▶ Ejercicio escrito 1
Reproduce sin cambios todas las filas desde la que contiene "subnav-label: Platform <box>124" hasta la que contiene "filter-clear-icon <box>596 114 611 127</box>", incluidas ambas.

▶ Texto de origen
————

El 7 de octubre de 1991 moría en Barcelona José María Fonollosa (1922-1991), un poeta de la posguerra, un autor oculto. Ese día sobre la mesa de su escritorio había varios borradores, un pequeño texto a lápiz de lo que parecía ser un testamento y un poema. Críptico y revelador escribía:
“No a la transmigración en otra especie.
No a la post vida, ni en cielo ni en infierno.
No a que me absorba cualquier divinidad.
[…]
Porque esos son los juegos para ingenuos
en que mi agnosticismo nunca apuesta.
Mi envite es al no ser. A lo seguro.
Rechaza otro existir, tras consumida
mi ración de este guiso indigerible.
Otra vez, no. Una vez ya es demasiado.”

————

▶ Material del ejercicio

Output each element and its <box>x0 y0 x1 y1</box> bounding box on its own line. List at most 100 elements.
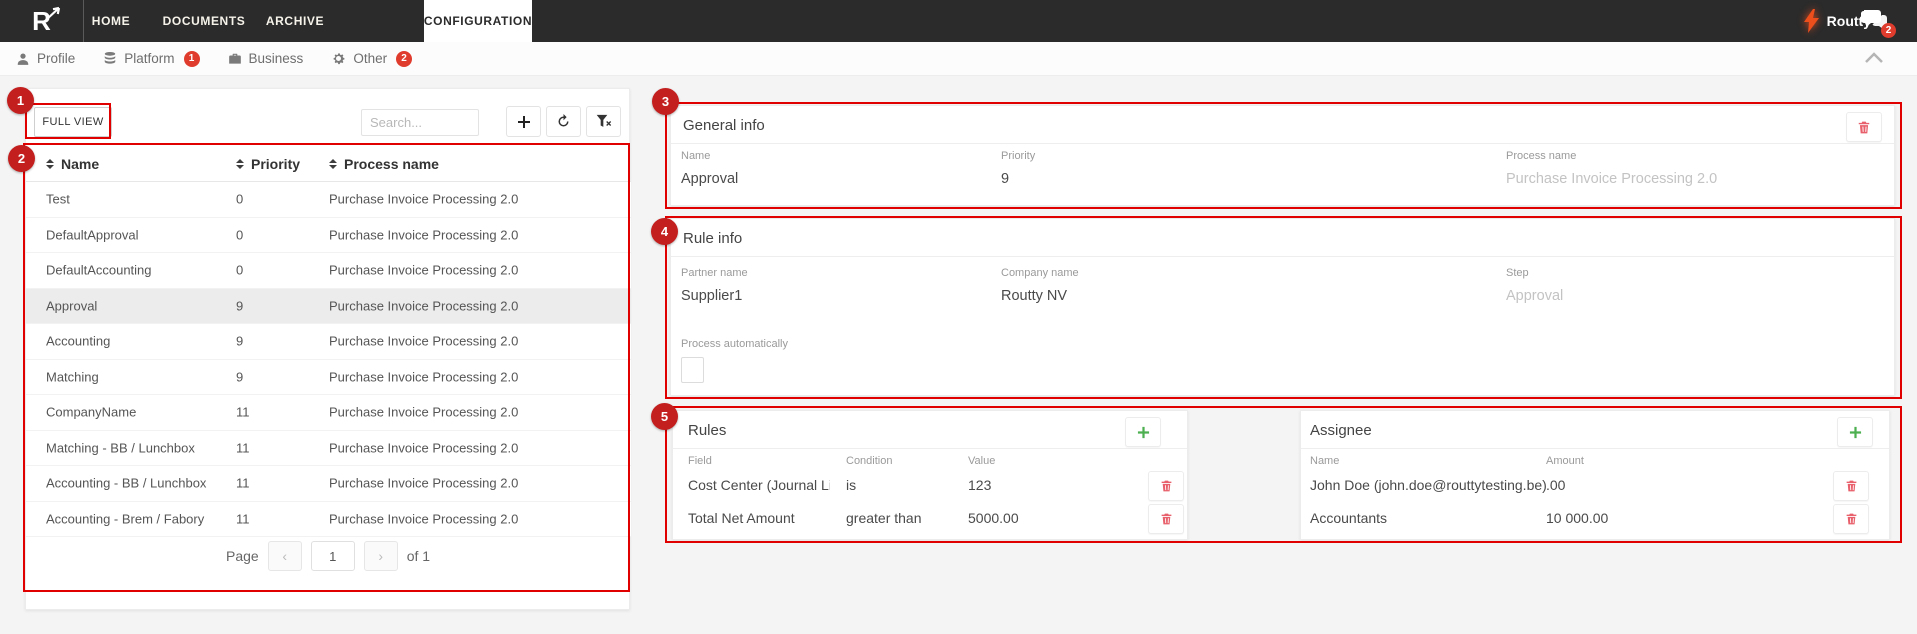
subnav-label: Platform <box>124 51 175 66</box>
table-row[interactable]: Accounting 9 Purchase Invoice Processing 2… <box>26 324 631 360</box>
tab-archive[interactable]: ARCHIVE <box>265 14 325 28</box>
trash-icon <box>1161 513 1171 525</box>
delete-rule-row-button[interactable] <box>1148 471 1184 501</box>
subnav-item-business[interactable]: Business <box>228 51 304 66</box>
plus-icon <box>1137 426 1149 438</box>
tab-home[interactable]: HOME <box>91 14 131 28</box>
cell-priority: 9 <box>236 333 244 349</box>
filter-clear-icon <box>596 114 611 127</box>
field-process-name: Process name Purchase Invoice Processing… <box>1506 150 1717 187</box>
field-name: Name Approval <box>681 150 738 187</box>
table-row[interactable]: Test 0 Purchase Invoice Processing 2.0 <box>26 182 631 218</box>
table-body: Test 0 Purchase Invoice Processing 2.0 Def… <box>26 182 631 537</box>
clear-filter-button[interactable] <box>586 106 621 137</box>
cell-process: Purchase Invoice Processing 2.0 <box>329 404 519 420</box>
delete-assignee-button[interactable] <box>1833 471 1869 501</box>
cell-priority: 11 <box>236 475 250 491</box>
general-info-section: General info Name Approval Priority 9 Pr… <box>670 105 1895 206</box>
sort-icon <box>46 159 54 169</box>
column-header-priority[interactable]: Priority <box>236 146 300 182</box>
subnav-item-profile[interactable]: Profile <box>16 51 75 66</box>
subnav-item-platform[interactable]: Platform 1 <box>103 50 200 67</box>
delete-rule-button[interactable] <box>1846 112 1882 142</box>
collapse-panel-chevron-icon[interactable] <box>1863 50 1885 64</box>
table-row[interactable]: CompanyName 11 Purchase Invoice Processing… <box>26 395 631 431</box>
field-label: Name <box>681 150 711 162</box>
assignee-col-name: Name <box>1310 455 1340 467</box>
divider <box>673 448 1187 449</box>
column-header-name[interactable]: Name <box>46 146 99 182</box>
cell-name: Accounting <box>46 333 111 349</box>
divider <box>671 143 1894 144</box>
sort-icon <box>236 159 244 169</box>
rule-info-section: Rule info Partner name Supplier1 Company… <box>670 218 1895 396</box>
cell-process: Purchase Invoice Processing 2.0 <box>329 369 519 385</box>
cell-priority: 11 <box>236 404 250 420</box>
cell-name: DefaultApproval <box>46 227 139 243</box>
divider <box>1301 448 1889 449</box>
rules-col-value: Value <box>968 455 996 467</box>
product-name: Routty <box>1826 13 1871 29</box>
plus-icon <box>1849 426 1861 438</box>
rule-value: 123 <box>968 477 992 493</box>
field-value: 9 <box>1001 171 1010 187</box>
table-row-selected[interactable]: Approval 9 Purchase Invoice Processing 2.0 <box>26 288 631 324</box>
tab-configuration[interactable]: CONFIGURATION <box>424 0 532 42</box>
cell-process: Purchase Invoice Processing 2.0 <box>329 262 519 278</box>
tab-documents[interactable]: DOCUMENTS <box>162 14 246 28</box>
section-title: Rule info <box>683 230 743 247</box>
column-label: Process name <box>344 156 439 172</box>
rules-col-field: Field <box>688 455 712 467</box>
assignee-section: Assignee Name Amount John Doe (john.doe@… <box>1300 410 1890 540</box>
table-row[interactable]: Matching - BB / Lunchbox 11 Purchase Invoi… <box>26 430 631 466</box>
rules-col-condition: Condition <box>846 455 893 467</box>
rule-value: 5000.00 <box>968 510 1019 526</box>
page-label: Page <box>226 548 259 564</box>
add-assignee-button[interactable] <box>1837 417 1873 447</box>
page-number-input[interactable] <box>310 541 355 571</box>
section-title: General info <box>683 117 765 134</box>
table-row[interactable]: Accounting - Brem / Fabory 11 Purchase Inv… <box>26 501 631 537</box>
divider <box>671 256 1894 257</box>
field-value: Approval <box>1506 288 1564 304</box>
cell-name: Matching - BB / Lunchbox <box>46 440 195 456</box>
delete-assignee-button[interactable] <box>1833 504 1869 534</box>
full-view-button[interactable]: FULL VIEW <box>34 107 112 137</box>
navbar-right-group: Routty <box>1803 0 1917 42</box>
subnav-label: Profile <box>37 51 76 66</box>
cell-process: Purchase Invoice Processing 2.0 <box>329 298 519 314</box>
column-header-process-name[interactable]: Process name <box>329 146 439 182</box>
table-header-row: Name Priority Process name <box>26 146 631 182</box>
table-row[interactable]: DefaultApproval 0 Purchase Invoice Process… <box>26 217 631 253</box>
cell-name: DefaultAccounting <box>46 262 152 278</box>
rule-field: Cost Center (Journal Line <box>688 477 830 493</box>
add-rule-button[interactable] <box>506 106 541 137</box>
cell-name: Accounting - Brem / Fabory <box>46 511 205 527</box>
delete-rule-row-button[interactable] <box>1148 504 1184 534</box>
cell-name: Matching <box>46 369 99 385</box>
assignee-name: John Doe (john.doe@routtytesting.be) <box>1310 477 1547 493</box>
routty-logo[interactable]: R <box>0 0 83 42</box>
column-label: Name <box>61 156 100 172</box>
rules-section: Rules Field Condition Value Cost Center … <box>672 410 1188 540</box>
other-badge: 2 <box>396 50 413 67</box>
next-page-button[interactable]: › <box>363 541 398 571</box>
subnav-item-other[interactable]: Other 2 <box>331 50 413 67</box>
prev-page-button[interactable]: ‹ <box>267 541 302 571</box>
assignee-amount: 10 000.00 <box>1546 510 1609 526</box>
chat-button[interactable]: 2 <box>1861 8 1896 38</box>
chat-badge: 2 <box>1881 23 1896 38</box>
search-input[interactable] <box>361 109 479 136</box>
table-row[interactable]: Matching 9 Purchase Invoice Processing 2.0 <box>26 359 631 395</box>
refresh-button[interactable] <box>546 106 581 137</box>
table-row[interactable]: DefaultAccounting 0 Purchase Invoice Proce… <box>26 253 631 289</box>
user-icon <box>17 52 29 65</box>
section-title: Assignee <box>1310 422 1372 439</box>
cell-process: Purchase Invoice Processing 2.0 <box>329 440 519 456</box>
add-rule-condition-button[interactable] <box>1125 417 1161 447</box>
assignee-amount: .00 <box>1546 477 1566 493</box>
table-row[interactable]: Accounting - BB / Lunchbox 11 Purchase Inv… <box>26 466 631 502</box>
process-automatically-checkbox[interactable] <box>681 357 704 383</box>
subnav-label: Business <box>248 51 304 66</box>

————

▶ Ejercicio escrito 2
Según el texto sobre José María Fonollosa, ¿en qué ciudad murió el poeta?

▶ Solución del ejercicio 1
subnav-label: Platform <box>124 51 175 66</box>
table-row[interactable]: Accounting 9 Purchase Invoice Processing 2… <box>26 324 631 360</box>
tab-archive[interactable]: ARCHIVE <box>265 14 325 28</box>
trash-icon <box>1161 513 1171 525</box>
delete-rule-row-button[interactable] <box>1148 471 1184 501</box>
subnav-item-business[interactable]: Business <box>228 51 304 66</box>
plus-icon <box>1137 426 1149 438</box>
tab-home[interactable]: HOME <box>91 14 131 28</box>
cell-priority: 9 <box>236 333 244 349</box>
filter-clear-icon <box>596 114 611 127</box>

▶ Solución del ejercicio 2
En Barcelona.